Extract every record, exactly as written, and ignore the pictures.

Lines of data
================

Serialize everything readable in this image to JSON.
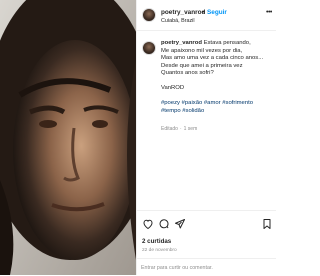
{
  "post": {
    "image_alt_icon": "portrait-painting"
  },
  "header": {
    "username": "poetry_vanrod",
    "separator": "•",
    "follow_label": "Seguir",
    "location": "Cuiabá, Brazil",
    "more_icon": "more-horizontal-icon"
  },
  "caption": {
    "username": "poetry_vanrod",
    "lines": [
      "Estava pensando,",
      "Me apaixono mil vezes por dia,",
      "Mas amo uma vez a cada cinco anos...",
      "Desde que amei a primeira vez",
      "Quantos anos sofri?",
      "",
      "VanROD",
      "",
      "#poezy #paixão #amor #sofrimento",
      "#tempo #solidão"
    ],
    "edited": "Editado",
    "dot": "·",
    "age": "1 sem"
  },
  "actions": {
    "like_icon": "heart-icon",
    "comment_icon": "comment-icon",
    "share_icon": "share-icon",
    "save_icon": "bookmark-icon"
  },
  "likes": "2 curtidas",
  "date": "22 de novembro",
  "comment": {
    "placeholder": "Entrar para curtir ou comentar."
  },
  "colors": {
    "link": "#0095f6",
    "hashtag": "#00376b",
    "muted": "#8e8e8e"
  }
}
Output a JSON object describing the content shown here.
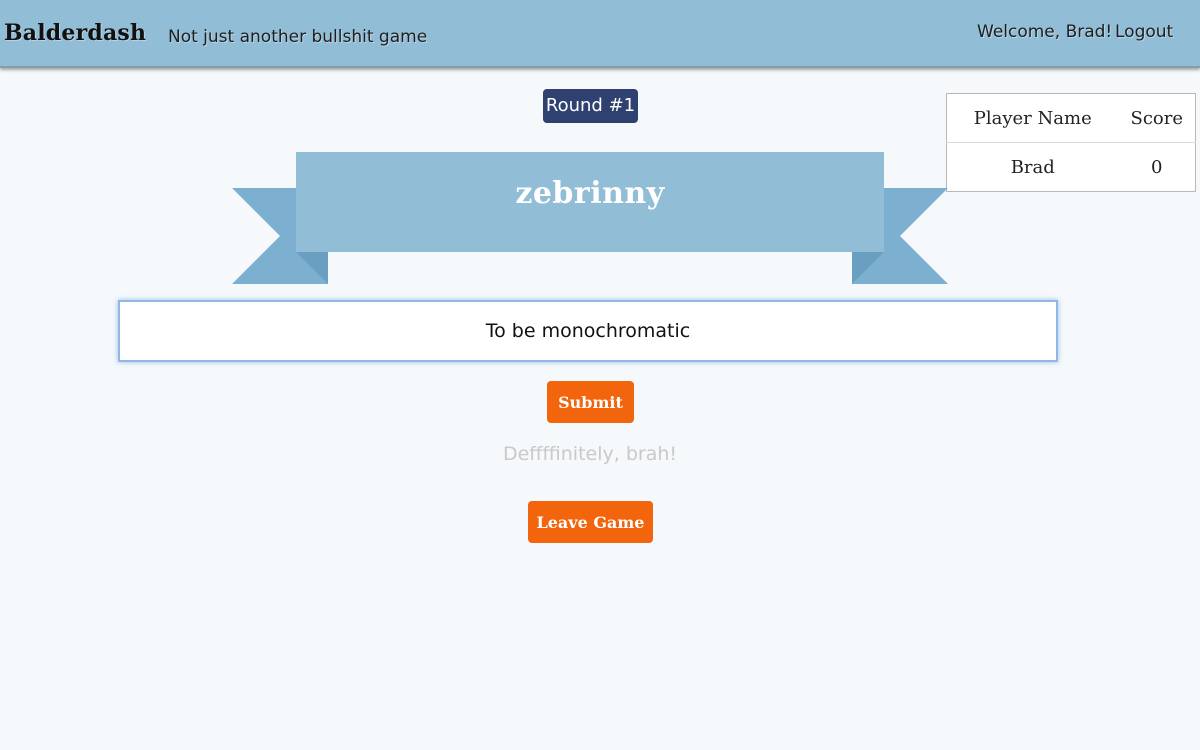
{
  "navbar": {
    "brand": "Balderdash",
    "tagline": "Not just another bullshit game",
    "welcome": "Welcome, Brad!",
    "logout_label": "Logout"
  },
  "round": {
    "label": "Round #1"
  },
  "scoreboard": {
    "headers": [
      "Player Name",
      "Score"
    ],
    "rows": [
      {
        "player": "Brad",
        "score": "0"
      }
    ]
  },
  "word": {
    "text": "zebrinny"
  },
  "definition_input": {
    "value": "To be monochromatic"
  },
  "actions": {
    "submit_label": "Submit",
    "leave_label": "Leave Game"
  },
  "status": {
    "message": "Deffffinitely, brah!"
  },
  "colors": {
    "navbar": "#92bdd6",
    "round_badge": "#2f4170",
    "banner": "#92bdd6",
    "button": "#f2650d"
  }
}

================

Written answer:
Serialize everything readable in this image to JSON.
{
  "post": {
    "image_alt_icon": "portrait-painting"
  },
  "header": {
    "username": "poetry_vanrod",
    "separator": "•",
    "follow_label": "Seguir",
    "location": "Cuiabá, Brazil",
    "more_icon": "more-horizontal-icon"
  },
  "caption": {
    "username": "poetry_vanrod",
    "lines": [
      "Estava pensando,",
      "Me apaixono mil vezes por dia,",
      "Mas amo uma vez a cada cinco anos...",
      "Desde que amei a primeira vez",
      "Quantos anos sofri?",
      "",
      "VanROD",
      "",
      "#poezy #paixão #amor #sofrimento",
      "#tempo #solidão"
    ],
    "edited": "Editado",
    "dot": "·",
    "age": "1 sem"
  },
  "actions": {
    "like_icon": "heart-icon",
    "comment_icon": "comment-icon",
    "share_icon": "share-icon",
    "save_icon": "bookmark-icon"
  },
  "likes": "2 curtidas",
  "date": "22 de novembro",
  "comment": {
    "placeholder": "Entrar para curtir ou comentar."
  },
  "colors": {
    "link": "#0095f6",
    "hashtag": "#00376b",
    "muted": "#8e8e8e"
  }
}
Output a JSON object describing the content shown here.
{
  "navbar": {
    "brand": "Balderdash",
    "tagline": "Not just another bullshit game",
    "welcome": "Welcome, Brad!",
    "logout_label": "Logout"
  },
  "round": {
    "label": "Round #1"
  },
  "scoreboard": {
    "headers": [
      "Player Name",
      "Score"
    ],
    "rows": [
      {
        "player": "Brad",
        "score": "0"
      }
    ]
  },
  "word": {
    "text": "zebrinny"
  },
  "definition_input": {
    "value": "To be monochromatic"
  },
  "actions": {
    "submit_label": "Submit",
    "leave_label": "Leave Game"
  },
  "status": {
    "message": "Deffffinitely, brah!"
  },
  "colors": {
    "navbar": "#92bdd6",
    "round_badge": "#2f4170",
    "banner": "#92bdd6",
    "button": "#f2650d"
  }
}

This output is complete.